TO BE DONE: Copy out the records in full, word for word, without pictures.

[Stored records]
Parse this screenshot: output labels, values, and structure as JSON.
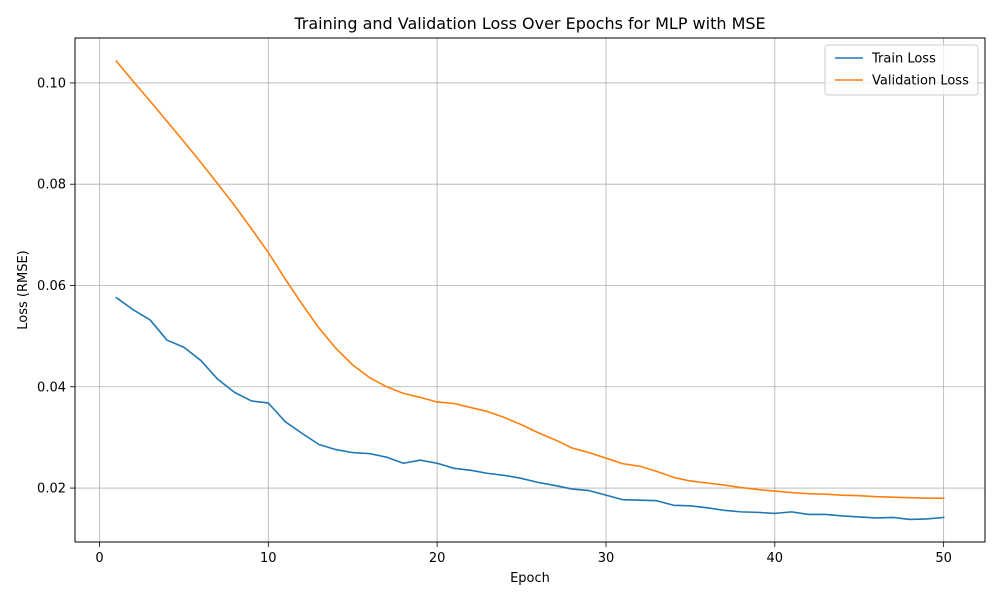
{
  "chart_data": {
    "type": "line",
    "title": "Training and Validation Loss Over Epochs for MLP with MSE",
    "xlabel": "Epoch",
    "ylabel": "Loss (RMSE)",
    "xlim": [
      -1.45,
      52.45
    ],
    "ylim": [
      0.00935,
      0.10887
    ],
    "xticks": [
      0,
      10,
      20,
      30,
      40,
      50
    ],
    "yticks": [
      0.02,
      0.04,
      0.06,
      0.08,
      0.1
    ],
    "ytick_labels": [
      "0.02",
      "0.04",
      "0.06",
      "0.08",
      "0.10"
    ],
    "grid": true,
    "legend_position": "top-right",
    "x": [
      1,
      2,
      3,
      4,
      5,
      6,
      7,
      8,
      9,
      10,
      11,
      12,
      13,
      14,
      15,
      16,
      17,
      18,
      19,
      20,
      21,
      22,
      23,
      24,
      25,
      26,
      27,
      28,
      29,
      30,
      31,
      32,
      33,
      34,
      35,
      36,
      37,
      38,
      39,
      40,
      41,
      42,
      43,
      44,
      45,
      46,
      47,
      48,
      49,
      50
    ],
    "series": [
      {
        "name": "Train Loss",
        "color": "#1f77b4",
        "values": [
          0.0576,
          0.0552,
          0.0532,
          0.0492,
          0.0478,
          0.0452,
          0.0415,
          0.0389,
          0.0372,
          0.0368,
          0.0331,
          0.0308,
          0.0286,
          0.0276,
          0.027,
          0.0268,
          0.0261,
          0.0249,
          0.0255,
          0.0249,
          0.0239,
          0.0235,
          0.0229,
          0.0225,
          0.0219,
          0.0211,
          0.0205,
          0.0198,
          0.0195,
          0.0186,
          0.0177,
          0.0176,
          0.0175,
          0.0166,
          0.0165,
          0.0161,
          0.0156,
          0.0153,
          0.0152,
          0.015,
          0.0153,
          0.0148,
          0.0148,
          0.0145,
          0.0143,
          0.0141,
          0.0142,
          0.0138,
          0.0139,
          0.0142
        ]
      },
      {
        "name": "Validation Loss",
        "color": "#ff7f0e",
        "values": [
          0.1043,
          0.1003,
          0.0964,
          0.0924,
          0.0884,
          0.0843,
          0.0801,
          0.0758,
          0.0712,
          0.0665,
          0.0613,
          0.0563,
          0.0516,
          0.0476,
          0.0443,
          0.0418,
          0.04,
          0.0387,
          0.0379,
          0.037,
          0.0367,
          0.0359,
          0.0351,
          0.0339,
          0.0325,
          0.0309,
          0.0295,
          0.0279,
          0.027,
          0.0259,
          0.0248,
          0.0243,
          0.0233,
          0.0221,
          0.0214,
          0.021,
          0.0206,
          0.0201,
          0.0197,
          0.0194,
          0.0191,
          0.0189,
          0.0188,
          0.0186,
          0.0185,
          0.0183,
          0.0182,
          0.0181,
          0.018,
          0.018
        ]
      }
    ]
  }
}
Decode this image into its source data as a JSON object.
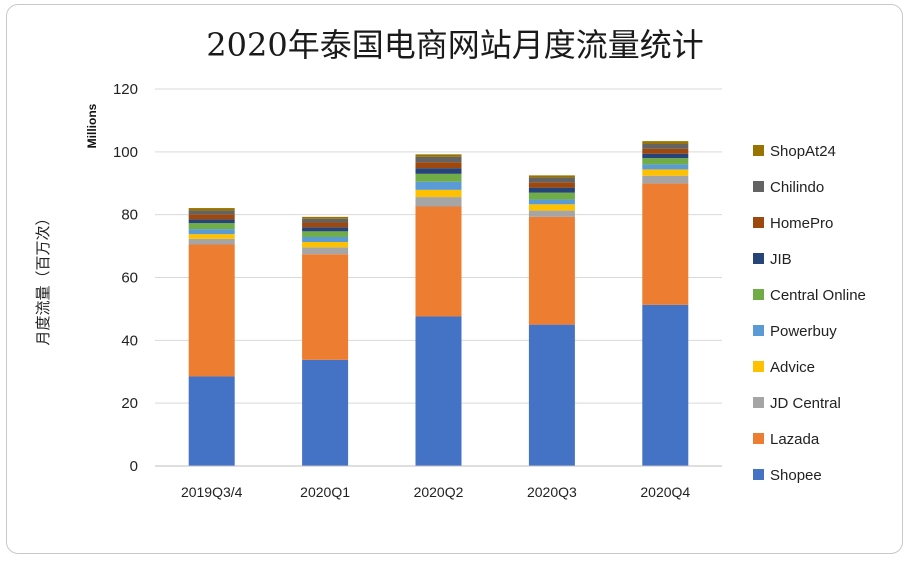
{
  "chart_data": {
    "type": "bar",
    "stacked": true,
    "title": "2020年泰国电商网站月度流量统计",
    "ylabel": "月度流量（百万次）",
    "yunit": "Millions",
    "ylim": [
      0,
      120
    ],
    "yticks": [
      0,
      20,
      40,
      60,
      80,
      100,
      120
    ],
    "grid": true,
    "legend_position": "right",
    "categories": [
      "2019Q3/4",
      "2020Q1",
      "2020Q2",
      "2020Q3",
      "2020Q4"
    ],
    "series": [
      {
        "name": "Shopee",
        "color": "#4472C4",
        "values": [
          28.5,
          33.8,
          47.6,
          45.0,
          51.3
        ]
      },
      {
        "name": "Lazada",
        "color": "#ED7D31",
        "values": [
          42.0,
          33.6,
          35.0,
          34.3,
          38.6
        ]
      },
      {
        "name": "JD Central",
        "color": "#A5A5A5",
        "values": [
          1.8,
          2.2,
          3.0,
          2.0,
          2.5
        ]
      },
      {
        "name": "Advice",
        "color": "#FFC000",
        "values": [
          1.5,
          1.7,
          2.3,
          2.0,
          2.0
        ]
      },
      {
        "name": "Powerbuy",
        "color": "#5B9BD5",
        "values": [
          1.6,
          1.6,
          2.6,
          1.5,
          1.6
        ]
      },
      {
        "name": "Central Online",
        "color": "#70AD47",
        "values": [
          1.9,
          1.8,
          2.5,
          2.2,
          2.0
        ]
      },
      {
        "name": "JIB",
        "color": "#264478",
        "values": [
          1.2,
          1.3,
          1.8,
          1.6,
          1.4
        ]
      },
      {
        "name": "HomePro",
        "color": "#9E480E",
        "values": [
          1.6,
          1.5,
          1.9,
          1.7,
          1.6
        ]
      },
      {
        "name": "Chilindo",
        "color": "#636363",
        "values": [
          1.2,
          1.2,
          1.7,
          1.5,
          1.5
        ]
      },
      {
        "name": "ShopAt24",
        "color": "#997300",
        "values": [
          0.8,
          0.6,
          0.8,
          0.7,
          0.9
        ]
      }
    ]
  }
}
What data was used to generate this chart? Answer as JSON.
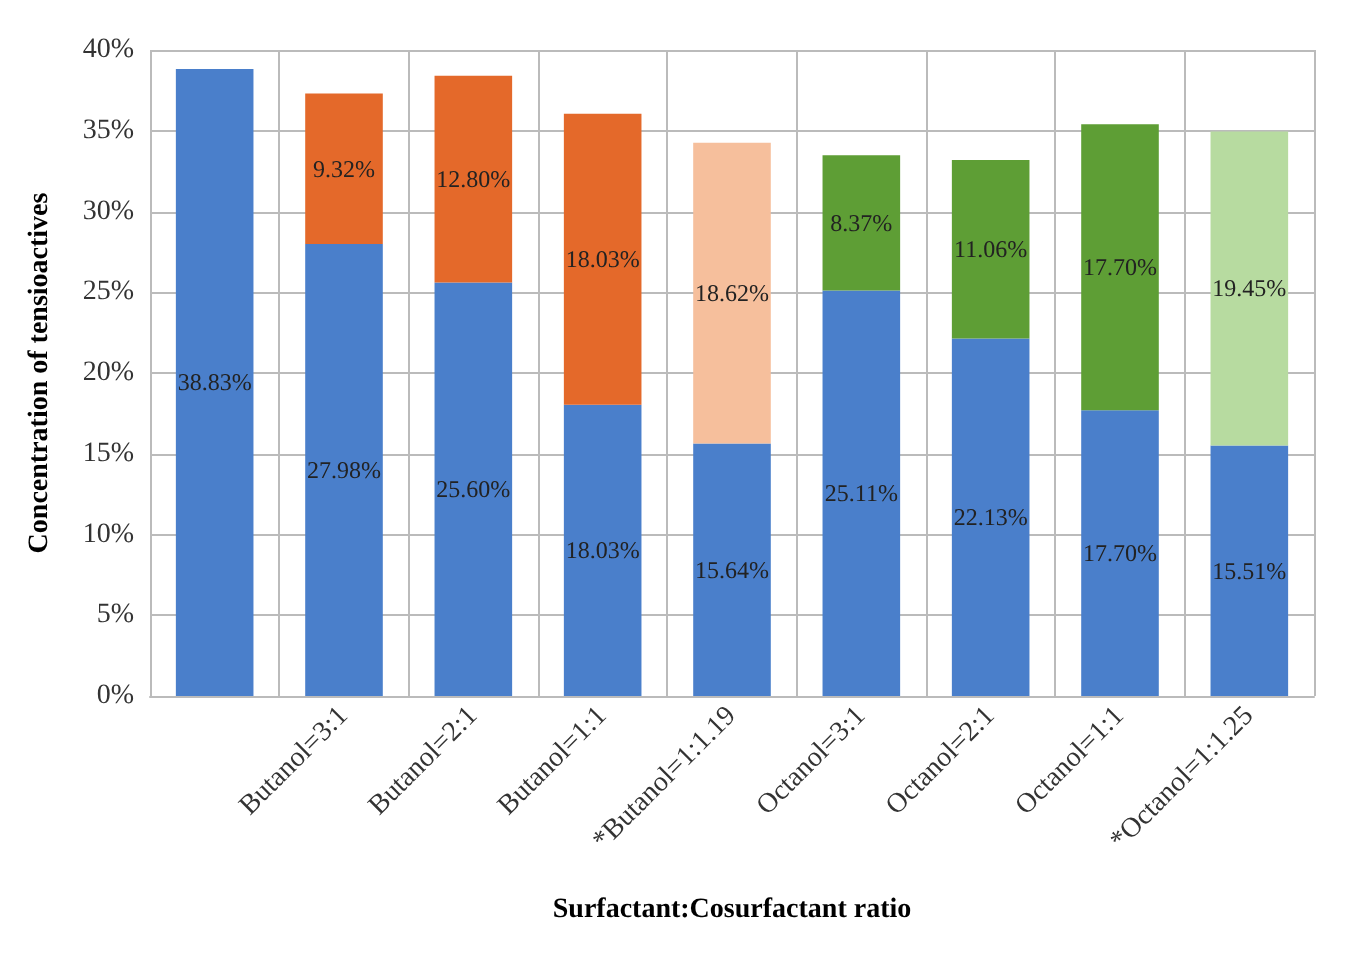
{
  "chart_data": {
    "type": "bar",
    "stacked": true,
    "xlabel": "Surfactant:Cosurfactant ratio",
    "ylabel": "Concentration of tensioactives",
    "categories": [
      null,
      "Butanol=3:1",
      "Butanol=2:1",
      "Butanol=1:1",
      "*Butanol=1:1.19",
      "Octanol=3:1",
      "Octanol=2:1",
      "Octanol=1:1",
      "*Octanol=1:1.25"
    ],
    "series": [
      {
        "color": "#4a7fcb",
        "values": [
          38.83,
          27.98,
          25.6,
          18.03,
          15.64,
          25.11,
          22.13,
          17.7,
          15.51
        ],
        "value_labels": [
          "38.83%",
          "27.98%",
          "25.60%",
          "18.03%",
          "15.64%",
          "25.11%",
          "22.13%",
          "17.70%",
          "15.51%"
        ]
      },
      {
        "colors": [
          null,
          "#e4692a",
          "#e4692a",
          "#e4692a",
          "#f6bf9c",
          "#5e9e35",
          "#5e9e35",
          "#5e9e35",
          "#b7dba0"
        ],
        "values": [
          null,
          9.32,
          12.8,
          18.03,
          18.62,
          8.37,
          11.06,
          17.7,
          19.45
        ],
        "value_labels": [
          null,
          "9.32%",
          "12.80%",
          "18.03%",
          "18.62%",
          "8.37%",
          "11.06%",
          "17.70%",
          "19.45%"
        ]
      }
    ],
    "ylim": [
      0,
      40
    ],
    "yticks": [
      {
        "value": 0,
        "label": "0%"
      },
      {
        "value": 5,
        "label": "5%"
      },
      {
        "value": 10,
        "label": "10%"
      },
      {
        "value": 15,
        "label": "15%"
      },
      {
        "value": 20,
        "label": "20%"
      },
      {
        "value": 25,
        "label": "25%"
      },
      {
        "value": 30,
        "label": "30%"
      },
      {
        "value": 35,
        "label": "35%"
      },
      {
        "value": 40,
        "label": "40%"
      }
    ],
    "grid": true
  }
}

WORKED ANSWER:
Parse this screenshot: output labels, values, and structure as JSON.
{
  "chart_data": {
    "type": "line",
    "title": "Training and Validation Loss Over Epochs for MLP with MSE",
    "xlabel": "Epoch",
    "ylabel": "Loss (RMSE)",
    "xlim": [
      -1.45,
      52.45
    ],
    "ylim": [
      0.00935,
      0.10887
    ],
    "xticks": [
      0,
      10,
      20,
      30,
      40,
      50
    ],
    "yticks": [
      0.02,
      0.04,
      0.06,
      0.08,
      0.1
    ],
    "ytick_labels": [
      "0.02",
      "0.04",
      "0.06",
      "0.08",
      "0.10"
    ],
    "grid": true,
    "legend_position": "top-right",
    "x": [
      1,
      2,
      3,
      4,
      5,
      6,
      7,
      8,
      9,
      10,
      11,
      12,
      13,
      14,
      15,
      16,
      17,
      18,
      19,
      20,
      21,
      22,
      23,
      24,
      25,
      26,
      27,
      28,
      29,
      30,
      31,
      32,
      33,
      34,
      35,
      36,
      37,
      38,
      39,
      40,
      41,
      42,
      43,
      44,
      45,
      46,
      47,
      48,
      49,
      50
    ],
    "series": [
      {
        "name": "Train Loss",
        "color": "#1f77b4",
        "values": [
          0.0576,
          0.0552,
          0.0532,
          0.0492,
          0.0478,
          0.0452,
          0.0415,
          0.0389,
          0.0372,
          0.0368,
          0.0331,
          0.0308,
          0.0286,
          0.0276,
          0.027,
          0.0268,
          0.0261,
          0.0249,
          0.0255,
          0.0249,
          0.0239,
          0.0235,
          0.0229,
          0.0225,
          0.0219,
          0.0211,
          0.0205,
          0.0198,
          0.0195,
          0.0186,
          0.0177,
          0.0176,
          0.0175,
          0.0166,
          0.0165,
          0.0161,
          0.0156,
          0.0153,
          0.0152,
          0.015,
          0.0153,
          0.0148,
          0.0148,
          0.0145,
          0.0143,
          0.0141,
          0.0142,
          0.0138,
          0.0139,
          0.0142
        ]
      },
      {
        "name": "Validation Loss",
        "color": "#ff7f0e",
        "values": [
          0.1043,
          0.1003,
          0.0964,
          0.0924,
          0.0884,
          0.0843,
          0.0801,
          0.0758,
          0.0712,
          0.0665,
          0.0613,
          0.0563,
          0.0516,
          0.0476,
          0.0443,
          0.0418,
          0.04,
          0.0387,
          0.0379,
          0.037,
          0.0367,
          0.0359,
          0.0351,
          0.0339,
          0.0325,
          0.0309,
          0.0295,
          0.0279,
          0.027,
          0.0259,
          0.0248,
          0.0243,
          0.0233,
          0.0221,
          0.0214,
          0.021,
          0.0206,
          0.0201,
          0.0197,
          0.0194,
          0.0191,
          0.0189,
          0.0188,
          0.0186,
          0.0185,
          0.0183,
          0.0182,
          0.0181,
          0.018,
          0.018
        ]
      }
    ]
  }
}
Decode this image into its source data as a JSON object.
{
  "chart_data": {
    "type": "bar",
    "stacked": true,
    "title": "2020年泰国电商网站月度流量统计",
    "ylabel": "月度流量（百万次）",
    "yunit": "Millions",
    "ylim": [
      0,
      120
    ],
    "yticks": [
      0,
      20,
      40,
      60,
      80,
      100,
      120
    ],
    "grid": true,
    "legend_position": "right",
    "categories": [
      "2019Q3/4",
      "2020Q1",
      "2020Q2",
      "2020Q3",
      "2020Q4"
    ],
    "series": [
      {
        "name": "Shopee",
        "color": "#4472C4",
        "values": [
          28.5,
          33.8,
          47.6,
          45.0,
          51.3
        ]
      },
      {
        "name": "Lazada",
        "color": "#ED7D31",
        "values": [
          42.0,
          33.6,
          35.0,
          34.3,
          38.6
        ]
      },
      {
        "name": "JD Central",
        "color": "#A5A5A5",
        "values": [
          1.8,
          2.2,
          3.0,
          2.0,
          2.5
        ]
      },
      {
        "name": "Advice",
        "color": "#FFC000",
        "values": [
          1.5,
          1.7,
          2.3,
          2.0,
          2.0
        ]
      },
      {
        "name": "Powerbuy",
        "color": "#5B9BD5",
        "values": [
          1.6,
          1.6,
          2.6,
          1.5,
          1.6
        ]
      },
      {
        "name": "Central Online",
        "color": "#70AD47",
        "values": [
          1.9,
          1.8,
          2.5,
          2.2,
          2.0
        ]
      },
      {
        "name": "JIB",
        "color": "#264478",
        "values": [
          1.2,
          1.3,
          1.8,
          1.6,
          1.4
        ]
      },
      {
        "name": "HomePro",
        "color": "#9E480E",
        "values": [
          1.6,
          1.5,
          1.9,
          1.7,
          1.6
        ]
      },
      {
        "name": "Chilindo",
        "color": "#636363",
        "values": [
          1.2,
          1.2,
          1.7,
          1.5,
          1.5
        ]
      },
      {
        "name": "ShopAt24",
        "color": "#997300",
        "values": [
          0.8,
          0.6,
          0.8,
          0.7,
          0.9
        ]
      }
    ]
  }
}
What data was used to generate this chart? Answer as JSON.
{
  "chart_data": {
    "type": "bar",
    "stacked": true,
    "xlabel": "Surfactant:Cosurfactant ratio",
    "ylabel": "Concentration of tensioactives",
    "categories": [
      null,
      "Butanol=3:1",
      "Butanol=2:1",
      "Butanol=1:1",
      "*Butanol=1:1.19",
      "Octanol=3:1",
      "Octanol=2:1",
      "Octanol=1:1",
      "*Octanol=1:1.25"
    ],
    "series": [
      {
        "color": "#4a7fcb",
        "values": [
          38.83,
          27.98,
          25.6,
          18.03,
          15.64,
          25.11,
          22.13,
          17.7,
          15.51
        ],
        "value_labels": [
          "38.83%",
          "27.98%",
          "25.60%",
          "18.03%",
          "15.64%",
          "25.11%",
          "22.13%",
          "17.70%",
          "15.51%"
        ]
      },
      {
        "colors": [
          null,
          "#e4692a",
          "#e4692a",
          "#e4692a",
          "#f6bf9c",
          "#5e9e35",
          "#5e9e35",
          "#5e9e35",
          "#b7dba0"
        ],
        "values": [
          null,
          9.32,
          12.8,
          18.03,
          18.62,
          8.37,
          11.06,
          17.7,
          19.45
        ],
        "value_labels": [
          null,
          "9.32%",
          "12.80%",
          "18.03%",
          "18.62%",
          "8.37%",
          "11.06%",
          "17.70%",
          "19.45%"
        ]
      }
    ],
    "ylim": [
      0,
      40
    ],
    "yticks": [
      {
        "value": 0,
        "label": "0%"
      },
      {
        "value": 5,
        "label": "5%"
      },
      {
        "value": 10,
        "label": "10%"
      },
      {
        "value": 15,
        "label": "15%"
      },
      {
        "value": 20,
        "label": "20%"
      },
      {
        "value": 25,
        "label": "25%"
      },
      {
        "value": 30,
        "label": "30%"
      },
      {
        "value": 35,
        "label": "35%"
      },
      {
        "value": 40,
        "label": "40%"
      }
    ],
    "grid": true
  }
}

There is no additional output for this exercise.